- _SET PROBLEM_: Reproduce the entries in full, with no changes.

*** GIVEN DATA ***

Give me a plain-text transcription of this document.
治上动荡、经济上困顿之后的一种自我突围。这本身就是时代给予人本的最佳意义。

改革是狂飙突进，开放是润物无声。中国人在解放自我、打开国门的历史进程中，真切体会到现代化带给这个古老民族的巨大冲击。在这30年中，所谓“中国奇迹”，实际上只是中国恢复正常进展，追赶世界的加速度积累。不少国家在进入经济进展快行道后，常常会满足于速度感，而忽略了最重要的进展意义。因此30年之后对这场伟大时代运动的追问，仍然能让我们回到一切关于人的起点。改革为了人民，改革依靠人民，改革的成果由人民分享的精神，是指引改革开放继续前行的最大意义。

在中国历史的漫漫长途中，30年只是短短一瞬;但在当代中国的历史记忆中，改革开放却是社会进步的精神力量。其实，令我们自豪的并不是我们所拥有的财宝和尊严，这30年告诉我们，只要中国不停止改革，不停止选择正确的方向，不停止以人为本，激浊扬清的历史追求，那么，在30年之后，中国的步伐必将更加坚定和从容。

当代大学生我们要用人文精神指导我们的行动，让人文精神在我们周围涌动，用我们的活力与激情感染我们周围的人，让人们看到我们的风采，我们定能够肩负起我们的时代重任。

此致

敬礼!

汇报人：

***

- _WRITTEN SOLUTION_:
Give me a plain-text transcription of this document.
治上动荡、经济上困顿之后的一种自我突围。这本身就是时代给予人本的最佳意义。

改革是狂飙突进，开放是润物无声。中国人在解放自我、打开国门的历史进程中，真切体会到现代化带给这个古老民族的巨大冲击。在这30年中，所谓“中国奇迹”，实际上只是中国恢复正常进展，追赶世界的加速度积累。不少国家在进入经济进展快行道后，常常会满足于速度感，而忽略了最重要的进展意义。因此30年之后对这场伟大时代运动的追问，仍然能让我们回到一切关于人的起点。改革为了人民，改革依靠人民，改革的成果由人民分享的精神，是指引改革开放继续前行的最大意义。

在中国历史的漫漫长途中，30年只是短短一瞬;但在当代中国的历史记忆中，改革开放却是社会进步的精神力量。其实，令我们自豪的并不是我们所拥有的财宝和尊严，这30年告诉我们，只要中国不停止改革，不停止选择正确的方向，不停止以人为本，激浊扬清的历史追求，那么，在30年之后，中国的步伐必将更加坚定和从容。

当代大学生我们要用人文精神指导我们的行动，让人文精神在我们周围涌动，用我们的活力与激情感染我们周围的人，让人们看到我们的风采，我们定能够肩负起我们的时代重任。

此致

敬礼!

汇报人：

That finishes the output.